■ Problem
Give again, unaltered, the line with "Convert this screenshot" and all lines that follow it in the listing below, minus any pictures.
----------------------------------------
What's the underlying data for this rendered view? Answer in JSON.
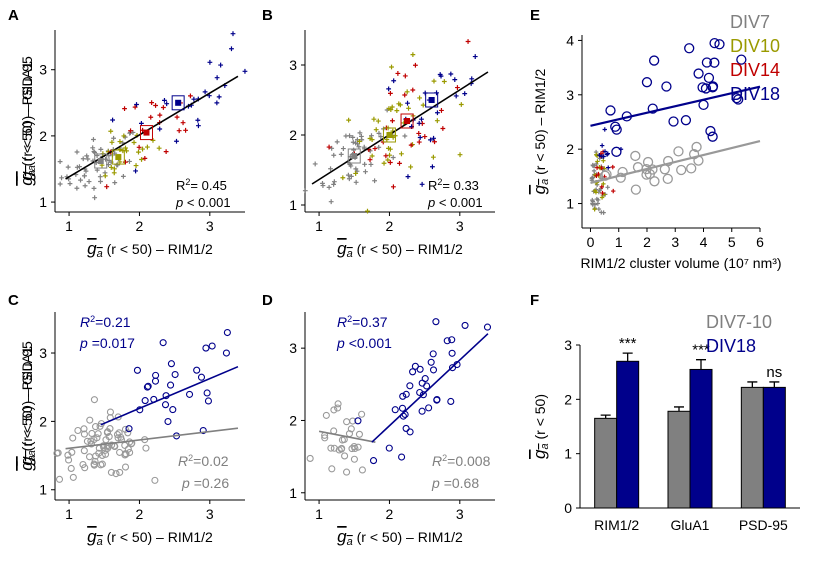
{
  "colors": {
    "div7": "#808080",
    "div10": "#9a9a00",
    "div14": "#c00000",
    "div18": "#00008b",
    "fit": "#000000",
    "gray": "#808080"
  },
  "chart_data": [
    {
      "panel": "A",
      "type": "scatter",
      "xlabel": "g_a (r < 50) – RIM1/2",
      "ylabel": "g_a (r < 50) – GluA1",
      "xlim": [
        0.8,
        3.5
      ],
      "ylim": [
        0.85,
        3.6
      ],
      "xticks": [
        1,
        2,
        3
      ],
      "yticks": [
        1,
        2,
        3
      ],
      "stats": {
        "r2": "= 0.45",
        "p": "< 0.001"
      },
      "fit": {
        "x": [
          0.95,
          3.4
        ],
        "y": [
          1.35,
          2.9
        ]
      },
      "means": [
        {
          "group": "DIV7",
          "x": 1.45,
          "y": 1.62
        },
        {
          "group": "DIV10",
          "x": 1.7,
          "y": 1.68
        },
        {
          "group": "DIV14",
          "x": 2.1,
          "y": 2.05
        },
        {
          "group": "DIV18",
          "x": 2.55,
          "y": 2.5
        }
      ]
    },
    {
      "panel": "B",
      "type": "scatter",
      "xlabel": "g_a (r < 50) – RIM1/2",
      "ylabel": "g_a (r < 50) – PSD-95",
      "xlim": [
        0.8,
        3.5
      ],
      "ylim": [
        0.9,
        3.5
      ],
      "xticks": [
        1,
        2,
        3
      ],
      "yticks": [
        1,
        2,
        3
      ],
      "stats": {
        "r2": "= 0.33",
        "p": "< 0.001"
      },
      "fit": {
        "x": [
          0.9,
          3.4
        ],
        "y": [
          1.3,
          2.9
        ]
      },
      "means": [
        {
          "group": "DIV7",
          "x": 1.5,
          "y": 1.7
        },
        {
          "group": "DIV10",
          "x": 2.0,
          "y": 2.0
        },
        {
          "group": "DIV14",
          "x": 2.25,
          "y": 2.2
        },
        {
          "group": "DIV18",
          "x": 2.6,
          "y": 2.5
        }
      ]
    },
    {
      "panel": "C",
      "type": "scatter",
      "xlabel": "g_a (r < 50) – RIM1/2",
      "ylabel": "g_a (r < 50) – GluA1",
      "xlim": [
        0.8,
        3.5
      ],
      "ylim": [
        0.85,
        3.6
      ],
      "xticks": [
        1,
        2,
        3
      ],
      "yticks": [
        1,
        2,
        3
      ],
      "stats_blue": {
        "r2": "=0.21",
        "p": "=0.017"
      },
      "stats_gray": {
        "r2": "=0.02",
        "p": "=0.26"
      },
      "fit_blue": {
        "x": [
          1.45,
          3.4
        ],
        "y": [
          1.95,
          2.8
        ]
      },
      "fit_gray": {
        "x": [
          0.95,
          3.4
        ],
        "y": [
          1.6,
          1.9
        ]
      }
    },
    {
      "panel": "D",
      "type": "scatter",
      "xlabel": "g_a (r < 50) – RIM1/2",
      "ylabel": "g_a (r < 50) – PSD-95",
      "xlim": [
        0.8,
        3.5
      ],
      "ylim": [
        0.9,
        3.5
      ],
      "xticks": [
        1,
        2,
        3
      ],
      "yticks": [
        1,
        2,
        3
      ],
      "stats_blue": {
        "r2": "=0.37",
        "p": "<0.001"
      },
      "stats_gray": {
        "r2": "=0.008",
        "p": "=0.68"
      },
      "fit_blue": {
        "x": [
          1.75,
          3.4
        ],
        "y": [
          1.7,
          3.2
        ]
      },
      "fit_gray": {
        "x": [
          1.0,
          1.8
        ],
        "y": [
          1.85,
          1.7
        ]
      }
    },
    {
      "panel": "E",
      "type": "scatter",
      "xlabel": "RIM1/2 cluster volume (10⁷ nm³)",
      "ylabel": "g_a (r < 50) – RIM1/2",
      "xlim": [
        -0.3,
        6
      ],
      "ylim": [
        0.55,
        4.1
      ],
      "xticks": [
        0,
        1,
        2,
        3,
        4,
        5,
        6
      ],
      "yticks": [
        1,
        2,
        3,
        4
      ],
      "legend": [
        "DIV7",
        "DIV10",
        "DIV14",
        "DIV18"
      ],
      "fit_blue": {
        "x": [
          0,
          6
        ],
        "y": [
          2.43,
          3.15
        ]
      },
      "fit_gray": {
        "x": [
          0,
          6
        ],
        "y": [
          1.38,
          2.15
        ]
      }
    },
    {
      "panel": "F",
      "type": "bar",
      "ylabel": "g_a (r < 50)",
      "categories": [
        "RIM1/2",
        "GluA1",
        "PSD-95"
      ],
      "ylim": [
        0,
        3
      ],
      "yticks": [
        0,
        1,
        2,
        3
      ],
      "legend": [
        "DIV7-10",
        "DIV18"
      ],
      "series": [
        {
          "name": "DIV7-10",
          "values": [
            1.65,
            1.78,
            2.22
          ],
          "errors": [
            0.06,
            0.08,
            0.1
          ]
        },
        {
          "name": "DIV18",
          "values": [
            2.7,
            2.55,
            2.22
          ],
          "errors": [
            0.15,
            0.18,
            0.1
          ]
        }
      ],
      "significance": [
        "***",
        "***",
        "ns"
      ]
    }
  ]
}
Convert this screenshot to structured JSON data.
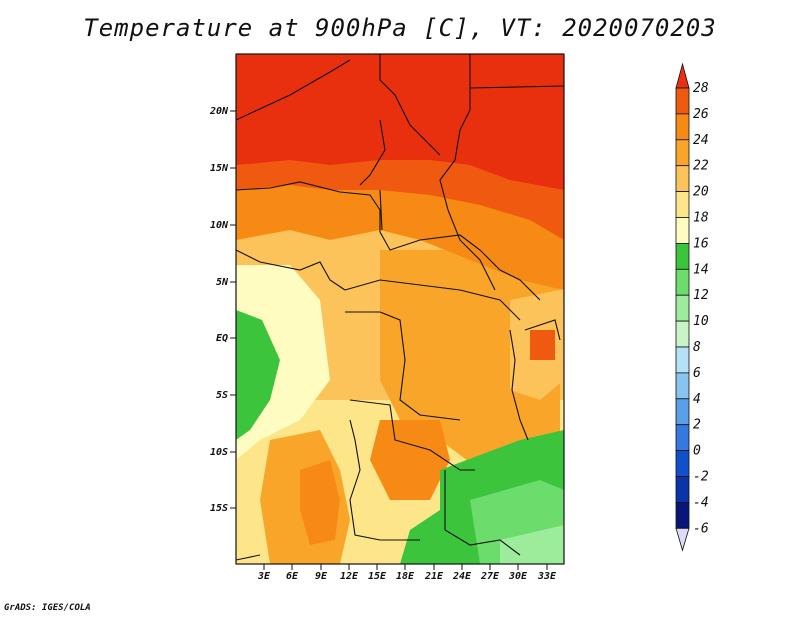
{
  "title": "Temperature at 900hPa [C], VT: 2020070203",
  "footer": "GrADS: IGES/COLA",
  "map": {
    "lat_labels": [
      "20N",
      "15N",
      "10N",
      "5N",
      "EQ",
      "5S",
      "10S",
      "15S"
    ],
    "lon_labels": [
      "3E",
      "6E",
      "9E",
      "12E",
      "15E",
      "18E",
      "21E",
      "24E",
      "27E",
      "30E",
      "33E"
    ]
  },
  "colorbar": {
    "levels": [
      "28",
      "26",
      "24",
      "22",
      "20",
      "18",
      "16",
      "14",
      "12",
      "10",
      "8",
      "6",
      "4",
      "2",
      "0",
      "-2",
      "-4",
      "-6"
    ],
    "colors": [
      "#e8300f",
      "#f05a10",
      "#f78a14",
      "#f9a52a",
      "#fbc35a",
      "#fde58a",
      "#fefcc0",
      "#3cc43c",
      "#6cdc6c",
      "#9cec9c",
      "#c8f4c8",
      "#b4e0f8",
      "#88c4f0",
      "#5aa0e8",
      "#3478e0",
      "#1050cc",
      "#0a34aa",
      "#08167a",
      "#dcdcf8"
    ]
  }
}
----------------------------------------
■ Problem solution
Convert this screenshot to structured JSON data.
{
  "title": "Temperature at 900hPa [C], VT: 2020070203",
  "footer": "GrADS: IGES/COLA",
  "map": {
    "lat_labels": [
      "20N",
      "15N",
      "10N",
      "5N",
      "EQ",
      "5S",
      "10S",
      "15S"
    ],
    "lon_labels": [
      "3E",
      "6E",
      "9E",
      "12E",
      "15E",
      "18E",
      "21E",
      "24E",
      "27E",
      "30E",
      "33E"
    ]
  },
  "colorbar": {
    "levels": [
      "28",
      "26",
      "24",
      "22",
      "20",
      "18",
      "16",
      "14",
      "12",
      "10",
      "8",
      "6",
      "4",
      "2",
      "0",
      "-2",
      "-4",
      "-6"
    ],
    "colors": [
      "#e8300f",
      "#f05a10",
      "#f78a14",
      "#f9a52a",
      "#fbc35a",
      "#fde58a",
      "#fefcc0",
      "#3cc43c",
      "#6cdc6c",
      "#9cec9c",
      "#c8f4c8",
      "#b4e0f8",
      "#88c4f0",
      "#5aa0e8",
      "#3478e0",
      "#1050cc",
      "#0a34aa",
      "#08167a",
      "#dcdcf8"
    ]
  }
}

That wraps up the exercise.